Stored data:
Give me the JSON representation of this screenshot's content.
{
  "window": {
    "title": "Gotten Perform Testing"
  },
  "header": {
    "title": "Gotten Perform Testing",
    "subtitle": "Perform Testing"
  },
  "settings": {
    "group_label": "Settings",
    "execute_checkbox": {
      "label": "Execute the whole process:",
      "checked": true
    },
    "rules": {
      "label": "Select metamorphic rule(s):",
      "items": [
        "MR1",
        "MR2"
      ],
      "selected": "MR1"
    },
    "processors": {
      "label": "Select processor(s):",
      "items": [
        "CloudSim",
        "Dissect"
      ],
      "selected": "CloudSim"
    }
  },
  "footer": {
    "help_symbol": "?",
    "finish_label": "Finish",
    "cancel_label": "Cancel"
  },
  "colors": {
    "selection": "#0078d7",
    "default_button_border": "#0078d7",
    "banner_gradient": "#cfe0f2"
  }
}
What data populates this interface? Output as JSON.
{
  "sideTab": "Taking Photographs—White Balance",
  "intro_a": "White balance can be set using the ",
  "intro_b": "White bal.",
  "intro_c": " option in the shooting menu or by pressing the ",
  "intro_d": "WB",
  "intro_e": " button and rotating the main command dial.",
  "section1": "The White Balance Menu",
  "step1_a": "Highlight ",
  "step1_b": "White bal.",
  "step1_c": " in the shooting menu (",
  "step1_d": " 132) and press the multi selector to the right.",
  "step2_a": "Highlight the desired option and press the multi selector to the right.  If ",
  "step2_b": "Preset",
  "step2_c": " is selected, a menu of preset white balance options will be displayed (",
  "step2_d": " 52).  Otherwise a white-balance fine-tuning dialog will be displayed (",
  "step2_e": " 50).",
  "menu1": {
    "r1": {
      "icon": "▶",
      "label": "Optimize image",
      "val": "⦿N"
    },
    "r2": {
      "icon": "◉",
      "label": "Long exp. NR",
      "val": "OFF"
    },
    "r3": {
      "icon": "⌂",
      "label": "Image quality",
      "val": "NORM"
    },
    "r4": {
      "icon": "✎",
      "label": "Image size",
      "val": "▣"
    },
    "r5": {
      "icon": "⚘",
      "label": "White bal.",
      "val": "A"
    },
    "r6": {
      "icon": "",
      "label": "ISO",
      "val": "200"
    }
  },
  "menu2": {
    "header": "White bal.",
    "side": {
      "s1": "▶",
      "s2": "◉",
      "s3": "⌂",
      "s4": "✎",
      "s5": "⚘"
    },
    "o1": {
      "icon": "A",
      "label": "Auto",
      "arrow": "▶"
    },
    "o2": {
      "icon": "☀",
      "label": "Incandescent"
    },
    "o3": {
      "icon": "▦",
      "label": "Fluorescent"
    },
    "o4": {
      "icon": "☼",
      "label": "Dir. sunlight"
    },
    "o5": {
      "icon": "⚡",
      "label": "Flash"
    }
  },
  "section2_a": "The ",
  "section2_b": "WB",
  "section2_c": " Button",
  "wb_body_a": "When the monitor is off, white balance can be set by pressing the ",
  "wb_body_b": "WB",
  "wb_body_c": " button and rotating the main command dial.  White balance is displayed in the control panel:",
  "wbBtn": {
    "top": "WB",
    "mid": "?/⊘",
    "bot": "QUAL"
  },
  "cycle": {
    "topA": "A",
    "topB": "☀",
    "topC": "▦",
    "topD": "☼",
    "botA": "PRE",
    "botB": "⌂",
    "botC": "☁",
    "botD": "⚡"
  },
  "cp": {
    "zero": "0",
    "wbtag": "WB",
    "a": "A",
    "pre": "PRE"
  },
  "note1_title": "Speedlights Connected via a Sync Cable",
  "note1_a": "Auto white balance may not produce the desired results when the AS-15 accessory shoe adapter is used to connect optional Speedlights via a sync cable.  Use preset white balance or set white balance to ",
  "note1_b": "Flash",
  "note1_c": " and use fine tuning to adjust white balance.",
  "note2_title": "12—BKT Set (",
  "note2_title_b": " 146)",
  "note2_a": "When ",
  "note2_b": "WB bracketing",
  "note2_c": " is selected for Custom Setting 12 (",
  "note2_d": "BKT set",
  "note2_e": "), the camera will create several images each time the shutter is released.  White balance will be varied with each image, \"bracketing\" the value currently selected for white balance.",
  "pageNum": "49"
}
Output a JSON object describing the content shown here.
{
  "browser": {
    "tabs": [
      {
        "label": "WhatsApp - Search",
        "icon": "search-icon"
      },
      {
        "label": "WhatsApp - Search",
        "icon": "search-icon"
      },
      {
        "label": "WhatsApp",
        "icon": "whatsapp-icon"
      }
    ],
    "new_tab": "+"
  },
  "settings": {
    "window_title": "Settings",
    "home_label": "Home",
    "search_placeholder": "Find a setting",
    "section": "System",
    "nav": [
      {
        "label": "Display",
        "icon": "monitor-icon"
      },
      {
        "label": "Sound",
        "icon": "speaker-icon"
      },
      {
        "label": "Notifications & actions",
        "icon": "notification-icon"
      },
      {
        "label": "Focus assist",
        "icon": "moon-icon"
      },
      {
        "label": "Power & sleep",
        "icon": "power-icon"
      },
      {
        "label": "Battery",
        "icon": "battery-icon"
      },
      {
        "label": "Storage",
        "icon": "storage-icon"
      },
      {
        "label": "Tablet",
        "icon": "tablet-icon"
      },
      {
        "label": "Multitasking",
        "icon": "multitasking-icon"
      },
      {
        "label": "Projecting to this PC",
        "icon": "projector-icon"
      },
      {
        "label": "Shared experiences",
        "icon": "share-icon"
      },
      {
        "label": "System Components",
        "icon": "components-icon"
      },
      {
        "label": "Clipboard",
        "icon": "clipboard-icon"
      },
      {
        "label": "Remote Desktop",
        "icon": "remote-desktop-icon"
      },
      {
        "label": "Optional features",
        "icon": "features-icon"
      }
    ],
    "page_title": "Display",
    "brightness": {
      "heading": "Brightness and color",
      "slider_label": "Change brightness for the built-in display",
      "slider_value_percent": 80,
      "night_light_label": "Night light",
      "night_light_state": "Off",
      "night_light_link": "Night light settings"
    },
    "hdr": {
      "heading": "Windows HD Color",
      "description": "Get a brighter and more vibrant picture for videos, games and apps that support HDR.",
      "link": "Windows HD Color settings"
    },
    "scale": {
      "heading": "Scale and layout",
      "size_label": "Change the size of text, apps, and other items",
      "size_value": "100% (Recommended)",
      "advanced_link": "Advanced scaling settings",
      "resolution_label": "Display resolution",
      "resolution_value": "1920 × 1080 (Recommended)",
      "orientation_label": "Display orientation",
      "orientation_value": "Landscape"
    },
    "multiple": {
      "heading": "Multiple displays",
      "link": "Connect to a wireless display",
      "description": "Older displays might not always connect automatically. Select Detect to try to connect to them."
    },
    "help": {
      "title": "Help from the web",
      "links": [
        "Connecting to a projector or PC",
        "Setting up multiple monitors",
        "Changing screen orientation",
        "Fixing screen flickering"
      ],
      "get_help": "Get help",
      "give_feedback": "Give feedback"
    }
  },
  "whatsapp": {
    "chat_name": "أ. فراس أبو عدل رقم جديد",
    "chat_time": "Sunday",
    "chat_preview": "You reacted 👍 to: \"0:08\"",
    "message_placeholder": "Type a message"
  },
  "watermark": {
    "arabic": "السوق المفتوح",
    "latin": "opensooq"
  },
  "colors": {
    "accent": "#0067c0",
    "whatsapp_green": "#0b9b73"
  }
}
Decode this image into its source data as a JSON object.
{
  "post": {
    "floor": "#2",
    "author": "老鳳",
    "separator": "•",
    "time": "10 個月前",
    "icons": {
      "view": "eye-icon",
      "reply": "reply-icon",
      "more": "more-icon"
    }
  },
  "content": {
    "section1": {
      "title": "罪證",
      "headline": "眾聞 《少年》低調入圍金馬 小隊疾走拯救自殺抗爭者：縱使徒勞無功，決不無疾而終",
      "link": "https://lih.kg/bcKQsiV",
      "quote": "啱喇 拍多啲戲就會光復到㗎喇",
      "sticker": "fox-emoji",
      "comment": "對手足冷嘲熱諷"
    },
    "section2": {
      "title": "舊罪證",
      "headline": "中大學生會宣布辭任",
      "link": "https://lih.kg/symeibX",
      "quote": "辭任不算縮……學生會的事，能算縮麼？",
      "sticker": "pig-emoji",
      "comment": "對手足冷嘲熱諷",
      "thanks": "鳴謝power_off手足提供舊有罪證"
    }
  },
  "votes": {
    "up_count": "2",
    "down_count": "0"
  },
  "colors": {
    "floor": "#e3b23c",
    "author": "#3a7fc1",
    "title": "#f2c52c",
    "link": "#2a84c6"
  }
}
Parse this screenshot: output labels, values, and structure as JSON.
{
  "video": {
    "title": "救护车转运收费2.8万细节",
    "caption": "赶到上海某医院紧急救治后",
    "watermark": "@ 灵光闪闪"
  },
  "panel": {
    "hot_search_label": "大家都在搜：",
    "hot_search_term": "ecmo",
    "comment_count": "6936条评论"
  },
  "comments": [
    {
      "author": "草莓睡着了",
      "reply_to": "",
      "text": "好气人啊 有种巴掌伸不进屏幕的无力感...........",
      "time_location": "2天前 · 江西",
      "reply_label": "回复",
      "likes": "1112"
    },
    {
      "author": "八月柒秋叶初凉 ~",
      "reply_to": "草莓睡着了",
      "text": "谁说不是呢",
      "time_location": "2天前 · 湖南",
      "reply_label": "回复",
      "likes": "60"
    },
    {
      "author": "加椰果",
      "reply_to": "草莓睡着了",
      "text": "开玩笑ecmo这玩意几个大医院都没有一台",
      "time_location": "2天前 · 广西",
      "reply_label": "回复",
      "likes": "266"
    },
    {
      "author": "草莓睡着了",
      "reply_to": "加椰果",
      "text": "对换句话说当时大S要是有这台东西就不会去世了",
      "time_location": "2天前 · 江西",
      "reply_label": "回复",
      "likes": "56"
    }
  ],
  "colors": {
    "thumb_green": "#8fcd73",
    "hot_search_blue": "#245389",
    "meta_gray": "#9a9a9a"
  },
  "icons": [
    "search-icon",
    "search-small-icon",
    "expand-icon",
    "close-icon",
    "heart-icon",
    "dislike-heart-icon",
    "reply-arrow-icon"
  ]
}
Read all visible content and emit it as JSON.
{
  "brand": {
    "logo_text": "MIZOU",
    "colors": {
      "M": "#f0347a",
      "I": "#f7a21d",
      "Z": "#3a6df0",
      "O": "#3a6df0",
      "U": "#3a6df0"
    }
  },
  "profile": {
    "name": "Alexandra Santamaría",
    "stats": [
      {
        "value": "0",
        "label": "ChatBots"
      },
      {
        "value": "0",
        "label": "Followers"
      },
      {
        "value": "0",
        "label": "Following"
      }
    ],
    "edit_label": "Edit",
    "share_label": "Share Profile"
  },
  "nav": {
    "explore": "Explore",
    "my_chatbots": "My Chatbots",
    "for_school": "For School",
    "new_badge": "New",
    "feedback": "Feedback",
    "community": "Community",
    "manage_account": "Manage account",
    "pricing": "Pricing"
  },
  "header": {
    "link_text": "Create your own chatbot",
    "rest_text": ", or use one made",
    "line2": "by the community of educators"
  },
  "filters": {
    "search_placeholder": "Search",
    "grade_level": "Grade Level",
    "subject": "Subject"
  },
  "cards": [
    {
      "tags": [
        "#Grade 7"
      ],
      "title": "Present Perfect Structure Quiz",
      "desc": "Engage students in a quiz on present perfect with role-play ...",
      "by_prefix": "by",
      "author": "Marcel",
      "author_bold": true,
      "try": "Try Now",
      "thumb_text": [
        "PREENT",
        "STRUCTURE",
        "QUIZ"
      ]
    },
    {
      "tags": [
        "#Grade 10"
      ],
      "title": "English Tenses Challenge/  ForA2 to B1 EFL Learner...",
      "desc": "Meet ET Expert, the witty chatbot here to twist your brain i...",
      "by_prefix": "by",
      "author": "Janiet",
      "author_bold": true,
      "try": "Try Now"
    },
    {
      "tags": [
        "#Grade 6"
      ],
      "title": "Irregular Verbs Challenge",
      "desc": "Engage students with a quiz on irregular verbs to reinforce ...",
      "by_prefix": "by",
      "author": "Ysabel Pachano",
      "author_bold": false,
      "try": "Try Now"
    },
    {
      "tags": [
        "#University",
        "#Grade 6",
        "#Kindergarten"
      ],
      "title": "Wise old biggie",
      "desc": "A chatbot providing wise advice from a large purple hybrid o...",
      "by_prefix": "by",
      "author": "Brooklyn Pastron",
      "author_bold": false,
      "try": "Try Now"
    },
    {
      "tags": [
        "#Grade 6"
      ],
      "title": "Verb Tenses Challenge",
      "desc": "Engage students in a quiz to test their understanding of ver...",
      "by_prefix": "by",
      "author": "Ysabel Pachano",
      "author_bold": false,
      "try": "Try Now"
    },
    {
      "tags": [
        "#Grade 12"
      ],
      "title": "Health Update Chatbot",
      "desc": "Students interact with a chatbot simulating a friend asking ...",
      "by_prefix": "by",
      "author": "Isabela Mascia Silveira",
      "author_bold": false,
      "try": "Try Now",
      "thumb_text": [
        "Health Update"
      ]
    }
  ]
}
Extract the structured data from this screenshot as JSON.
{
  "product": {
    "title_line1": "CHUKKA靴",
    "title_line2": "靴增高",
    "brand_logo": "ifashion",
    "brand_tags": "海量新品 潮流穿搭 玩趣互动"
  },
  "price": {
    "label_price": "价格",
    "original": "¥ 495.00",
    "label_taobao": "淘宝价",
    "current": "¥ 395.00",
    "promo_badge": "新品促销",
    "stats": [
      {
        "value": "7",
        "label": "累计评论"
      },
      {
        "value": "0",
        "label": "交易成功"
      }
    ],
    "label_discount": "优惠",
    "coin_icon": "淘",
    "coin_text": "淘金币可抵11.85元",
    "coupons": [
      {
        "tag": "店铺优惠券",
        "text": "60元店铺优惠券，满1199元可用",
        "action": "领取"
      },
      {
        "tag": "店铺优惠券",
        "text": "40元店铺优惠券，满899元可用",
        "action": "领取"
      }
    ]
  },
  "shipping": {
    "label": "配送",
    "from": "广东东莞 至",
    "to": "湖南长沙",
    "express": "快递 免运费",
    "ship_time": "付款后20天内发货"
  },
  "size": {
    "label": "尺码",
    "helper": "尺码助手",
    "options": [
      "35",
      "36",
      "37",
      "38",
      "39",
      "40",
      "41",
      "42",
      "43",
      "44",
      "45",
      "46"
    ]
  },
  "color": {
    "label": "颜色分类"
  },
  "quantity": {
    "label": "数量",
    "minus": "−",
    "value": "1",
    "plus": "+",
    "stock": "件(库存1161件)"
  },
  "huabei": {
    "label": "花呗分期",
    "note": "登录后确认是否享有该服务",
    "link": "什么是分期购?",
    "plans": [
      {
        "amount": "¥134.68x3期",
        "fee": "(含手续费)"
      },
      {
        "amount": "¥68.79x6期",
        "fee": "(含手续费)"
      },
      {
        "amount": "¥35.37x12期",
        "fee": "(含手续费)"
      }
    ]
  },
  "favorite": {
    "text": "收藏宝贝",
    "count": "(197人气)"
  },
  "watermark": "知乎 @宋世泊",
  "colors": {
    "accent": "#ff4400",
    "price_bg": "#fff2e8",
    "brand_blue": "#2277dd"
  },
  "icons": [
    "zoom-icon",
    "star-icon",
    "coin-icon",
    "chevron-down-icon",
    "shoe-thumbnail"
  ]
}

Set problem: Count the lines of the data that contain the string "heading", and reply with that number alone.

Solution to this exercise: 4